───── Data supplied

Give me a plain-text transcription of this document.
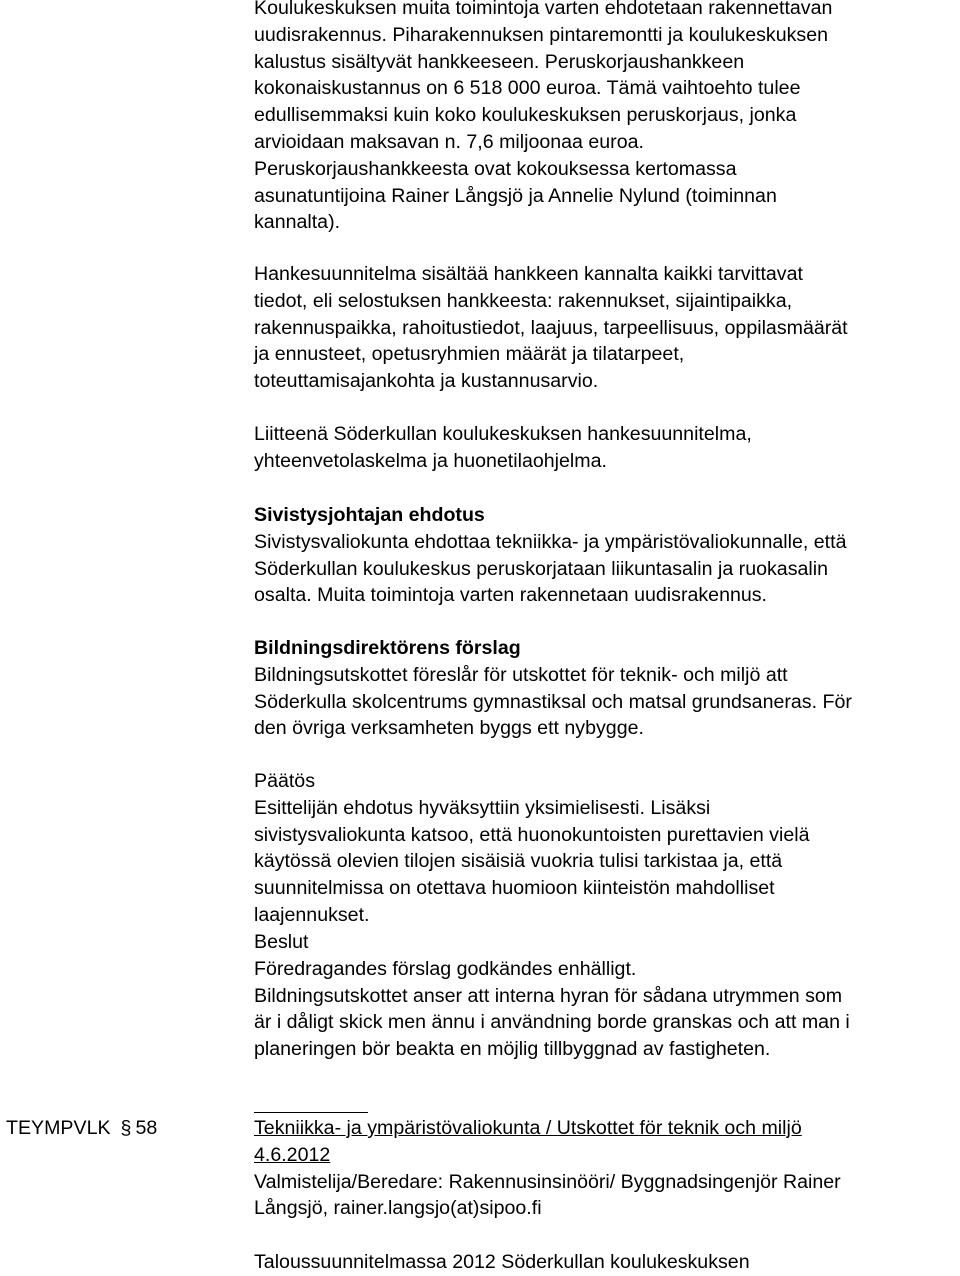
Koulukeskuksen muita toimintoja varten ehdotetaan rakennettavan
uudisrakennus. Piharakennuksen pintaremontti ja koulukeskuksen
kalustus sisältyvät hankkeeseen. Peruskorjaushankkeen
kokonaiskustannus on 6 518 000 euroa. Tämä vaihtoehto tulee
edullisemmaksi kuin koko koulukeskuksen peruskorjaus, jonka
arvioidaan maksavan n. 7,6 miljoonaa euroa.
Peruskorjaushankkeesta ovat kokouksessa kertomassa
asunatuntijoina Rainer Långsjö ja Annelie Nylund (toiminnan
kannalta).
Hankesuunnitelma sisältää hankkeen kannalta kaikki tarvittavat
tiedot, eli selostuksen hankkeesta: rakennukset, sijaintipaikka,
rakennuspaikka, rahoitustiedot, laajuus, tarpeellisuus, oppilasmäärät
ja ennusteet, opetusryhmien määrät ja tilatarpeet,
toteuttamisajankohta ja kustannusarvio.
Liitteenä Söderkullan koulukeskuksen hankesuunnitelma,
yhteenvetolaskelma ja huonetilaohjelma.
Sivistysjohtajan ehdotus
Sivistysvaliokunta ehdottaa tekniikka- ja ympäristövaliokunnalle, että
Söderkullan koulukeskus peruskorjataan liikuntasalin ja ruokasalin
osalta. Muita toimintoja varten rakennetaan uudisrakennus.
Bildningsdirektörens förslag
Bildningsutskottet föreslår för utskottet för teknik- och miljö att
Söderkulla skolcentrums gymnastiksal och matsal grundsaneras. För
den övriga verksamheten byggs ett nybygge.
Päätös
Esittelijän ehdotus hyväksyttiin yksimielisesti. Lisäksi
sivistysvaliokunta katsoo, että huonokuntoisten purettavien vielä
käytössä olevien tilojen sisäisiä vuokria tulisi tarkistaa ja, että
suunnitelmissa on otettava huomioon kiinteistön mahdolliset
laajennukset.
Beslut
Föredragandes förslag godkändes enhälligt.
Bildningsutskottet anser att interna hyran för sådana utrymmen som
är i dåligt skick men ännu i användning borde granskas och att man i
planeringen bör beakta en möjlig tillbyggnad av fastigheten.
TEYMPVLK § 58	Tekniikka- ja ympäristövaliokunta / Utskottet för teknik och miljö
4.6.2012
Valmistelija/Beredare: Rakennusinsinööri/ Byggnadsingenjör Rainer
Långsjö, rainer.langsjo(at)sipoo.fi
Taloussuunnitelmassa 2012 Söderkullan koulukeskuksen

──────────

Stated task:
Of the lines in the listing above, how many hold the string "Söderkullan"? Reply with the number only.

Expected answer:
3